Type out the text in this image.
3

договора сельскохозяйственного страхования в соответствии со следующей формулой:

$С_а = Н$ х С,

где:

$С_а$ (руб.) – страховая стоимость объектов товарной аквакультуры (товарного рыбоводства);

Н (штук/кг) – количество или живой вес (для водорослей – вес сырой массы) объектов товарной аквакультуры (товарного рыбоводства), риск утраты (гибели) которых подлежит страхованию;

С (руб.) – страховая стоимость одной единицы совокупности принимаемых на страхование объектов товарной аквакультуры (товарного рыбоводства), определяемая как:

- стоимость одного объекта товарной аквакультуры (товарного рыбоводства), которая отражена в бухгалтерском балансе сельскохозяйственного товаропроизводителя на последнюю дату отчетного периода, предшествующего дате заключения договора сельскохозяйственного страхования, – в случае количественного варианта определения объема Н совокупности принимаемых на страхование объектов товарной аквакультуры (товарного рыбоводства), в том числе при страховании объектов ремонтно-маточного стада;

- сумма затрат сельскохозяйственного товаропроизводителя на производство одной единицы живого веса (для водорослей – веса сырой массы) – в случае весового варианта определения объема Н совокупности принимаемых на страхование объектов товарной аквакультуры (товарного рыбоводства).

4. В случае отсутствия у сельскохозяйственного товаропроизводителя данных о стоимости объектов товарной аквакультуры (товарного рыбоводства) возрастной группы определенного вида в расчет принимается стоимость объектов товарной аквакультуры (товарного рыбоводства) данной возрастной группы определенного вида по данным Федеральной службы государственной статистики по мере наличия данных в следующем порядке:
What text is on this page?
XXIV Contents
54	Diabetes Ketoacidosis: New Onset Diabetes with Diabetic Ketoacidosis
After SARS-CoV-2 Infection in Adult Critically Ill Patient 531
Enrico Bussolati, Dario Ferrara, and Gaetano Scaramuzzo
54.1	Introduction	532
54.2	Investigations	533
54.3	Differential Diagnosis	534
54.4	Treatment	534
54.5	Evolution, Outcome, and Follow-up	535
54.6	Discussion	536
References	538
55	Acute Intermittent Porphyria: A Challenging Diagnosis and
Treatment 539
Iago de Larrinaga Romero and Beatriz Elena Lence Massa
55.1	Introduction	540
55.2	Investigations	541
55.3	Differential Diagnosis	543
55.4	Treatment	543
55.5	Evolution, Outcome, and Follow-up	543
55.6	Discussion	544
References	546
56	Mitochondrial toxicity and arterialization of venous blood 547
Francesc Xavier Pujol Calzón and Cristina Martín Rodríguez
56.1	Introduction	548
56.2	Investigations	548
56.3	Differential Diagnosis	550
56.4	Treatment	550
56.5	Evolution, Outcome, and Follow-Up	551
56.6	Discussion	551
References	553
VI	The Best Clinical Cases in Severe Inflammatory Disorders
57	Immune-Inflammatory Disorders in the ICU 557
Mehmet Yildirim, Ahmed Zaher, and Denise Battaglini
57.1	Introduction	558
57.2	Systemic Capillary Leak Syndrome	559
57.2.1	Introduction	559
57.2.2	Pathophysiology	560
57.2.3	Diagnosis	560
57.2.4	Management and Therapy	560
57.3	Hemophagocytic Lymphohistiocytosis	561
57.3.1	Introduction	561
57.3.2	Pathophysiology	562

•••

§ What is asked: From the data above, work out how many lines contain the string "сельскохозяйственного" and reply with only the number.

§ The solution: 4